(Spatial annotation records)
:::::
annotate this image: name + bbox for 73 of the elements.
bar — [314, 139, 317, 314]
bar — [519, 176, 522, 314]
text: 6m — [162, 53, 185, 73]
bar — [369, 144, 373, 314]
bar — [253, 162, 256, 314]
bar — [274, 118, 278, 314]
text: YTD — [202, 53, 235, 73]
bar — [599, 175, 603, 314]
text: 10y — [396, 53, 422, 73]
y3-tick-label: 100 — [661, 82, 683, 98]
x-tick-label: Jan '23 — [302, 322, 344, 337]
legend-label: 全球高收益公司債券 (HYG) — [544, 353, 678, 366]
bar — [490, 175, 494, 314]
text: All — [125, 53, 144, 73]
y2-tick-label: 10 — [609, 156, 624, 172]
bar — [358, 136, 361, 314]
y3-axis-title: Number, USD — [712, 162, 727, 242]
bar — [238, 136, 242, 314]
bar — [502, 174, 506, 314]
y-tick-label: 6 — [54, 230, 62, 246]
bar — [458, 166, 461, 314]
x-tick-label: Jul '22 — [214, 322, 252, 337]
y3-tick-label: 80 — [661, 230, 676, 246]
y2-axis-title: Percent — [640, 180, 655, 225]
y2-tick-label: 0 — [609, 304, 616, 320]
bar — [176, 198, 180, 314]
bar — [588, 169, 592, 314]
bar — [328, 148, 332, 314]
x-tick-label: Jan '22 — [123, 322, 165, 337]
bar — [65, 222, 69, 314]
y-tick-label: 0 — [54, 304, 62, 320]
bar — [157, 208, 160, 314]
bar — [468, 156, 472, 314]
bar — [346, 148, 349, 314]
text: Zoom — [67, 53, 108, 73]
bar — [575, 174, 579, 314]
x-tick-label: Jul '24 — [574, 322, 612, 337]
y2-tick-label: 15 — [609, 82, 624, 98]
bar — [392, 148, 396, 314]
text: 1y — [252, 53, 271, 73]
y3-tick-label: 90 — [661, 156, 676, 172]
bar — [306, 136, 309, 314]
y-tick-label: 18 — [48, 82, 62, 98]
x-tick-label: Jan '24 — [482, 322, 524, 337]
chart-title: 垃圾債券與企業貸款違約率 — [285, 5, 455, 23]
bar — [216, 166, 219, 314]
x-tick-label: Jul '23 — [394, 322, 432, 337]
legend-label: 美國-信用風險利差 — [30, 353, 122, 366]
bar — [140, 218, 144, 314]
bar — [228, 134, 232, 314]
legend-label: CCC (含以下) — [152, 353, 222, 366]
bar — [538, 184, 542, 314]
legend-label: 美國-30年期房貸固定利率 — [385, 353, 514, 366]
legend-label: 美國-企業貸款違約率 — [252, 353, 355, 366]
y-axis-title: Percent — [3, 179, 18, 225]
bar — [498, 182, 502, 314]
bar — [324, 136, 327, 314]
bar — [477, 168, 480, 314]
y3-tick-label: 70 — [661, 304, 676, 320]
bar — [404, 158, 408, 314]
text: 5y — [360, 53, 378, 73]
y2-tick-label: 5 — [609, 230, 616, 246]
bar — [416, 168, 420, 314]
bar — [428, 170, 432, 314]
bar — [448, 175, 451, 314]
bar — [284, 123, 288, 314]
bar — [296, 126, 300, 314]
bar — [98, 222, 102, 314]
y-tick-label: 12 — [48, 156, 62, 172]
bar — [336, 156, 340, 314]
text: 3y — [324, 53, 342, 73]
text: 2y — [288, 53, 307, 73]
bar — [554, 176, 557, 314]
:::::
Copy the items above line for line, with no changes.

annotate this image: name + bbox for 73 of the elements.
bar — [314, 139, 317, 314]
bar — [519, 176, 522, 314]
text: 6m — [162, 53, 185, 73]
bar — [369, 144, 373, 314]
bar — [253, 162, 256, 314]
bar — [274, 118, 278, 314]
text: YTD — [202, 53, 235, 73]
bar — [599, 175, 603, 314]
text: 10y — [396, 53, 422, 73]
y3-tick-label: 100 — [661, 82, 683, 98]
x-tick-label: Jan '23 — [302, 322, 344, 337]
legend-label: 全球高收益公司債券 (HYG) — [544, 353, 678, 366]
bar — [490, 175, 494, 314]
text: All — [125, 53, 144, 73]
y2-tick-label: 10 — [609, 156, 624, 172]
bar — [358, 136, 361, 314]
y3-axis-title: Number, USD — [712, 162, 727, 242]
bar — [238, 136, 242, 314]
bar — [502, 174, 506, 314]
y-tick-label: 6 — [54, 230, 62, 246]
bar — [458, 166, 461, 314]
x-tick-label: Jul '22 — [214, 322, 252, 337]
y3-tick-label: 80 — [661, 230, 676, 246]
y2-axis-title: Percent — [640, 180, 655, 225]
y2-tick-label: 0 — [609, 304, 616, 320]
bar — [176, 198, 180, 314]
bar — [588, 169, 592, 314]
bar — [328, 148, 332, 314]
x-tick-label: Jan '22 — [123, 322, 165, 337]
bar — [65, 222, 69, 314]
y-tick-label: 0 — [54, 304, 62, 320]
bar — [157, 208, 160, 314]
bar — [468, 156, 472, 314]
bar — [346, 148, 349, 314]
text: Zoom — [67, 53, 108, 73]
bar — [575, 174, 579, 314]
x-tick-label: Jul '24 — [574, 322, 612, 337]
y2-tick-label: 15 — [609, 82, 624, 98]
bar — [392, 148, 396, 314]
text: 1y — [252, 53, 271, 73]
y3-tick-label: 90 — [661, 156, 676, 172]
bar — [306, 136, 309, 314]
y-tick-label: 18 — [48, 82, 62, 98]
x-tick-label: Jan '24 — [482, 322, 524, 337]
chart-title: 垃圾債券與企業貸款違約率 — [285, 5, 455, 23]
bar — [216, 166, 219, 314]
x-tick-label: Jul '23 — [394, 322, 432, 337]
legend-label: 美國-信用風險利差 — [30, 353, 122, 366]
bar — [140, 218, 144, 314]
bar — [228, 134, 232, 314]
legend-label: CCC (含以下) — [152, 353, 222, 366]
bar — [538, 184, 542, 314]
legend-label: 美國-30年期房貸固定利率 — [385, 353, 514, 366]
legend-label: 美國-企業貸款違約率 — [252, 353, 355, 366]
y-axis-title: Percent — [3, 179, 18, 225]
bar — [498, 182, 502, 314]
bar — [324, 136, 327, 314]
bar — [477, 168, 480, 314]
y3-tick-label: 70 — [661, 304, 676, 320]
bar — [404, 158, 408, 314]
text: 5y — [360, 53, 378, 73]
y2-tick-label: 5 — [609, 230, 616, 246]
bar — [416, 168, 420, 314]
bar — [428, 170, 432, 314]
bar — [448, 175, 451, 314]
bar — [284, 123, 288, 314]
bar — [296, 126, 300, 314]
bar — [98, 222, 102, 314]
y-tick-label: 12 — [48, 156, 62, 172]
bar — [336, 156, 340, 314]
text: 3y — [324, 53, 342, 73]
text: 2y — [288, 53, 307, 73]
bar — [554, 176, 557, 314]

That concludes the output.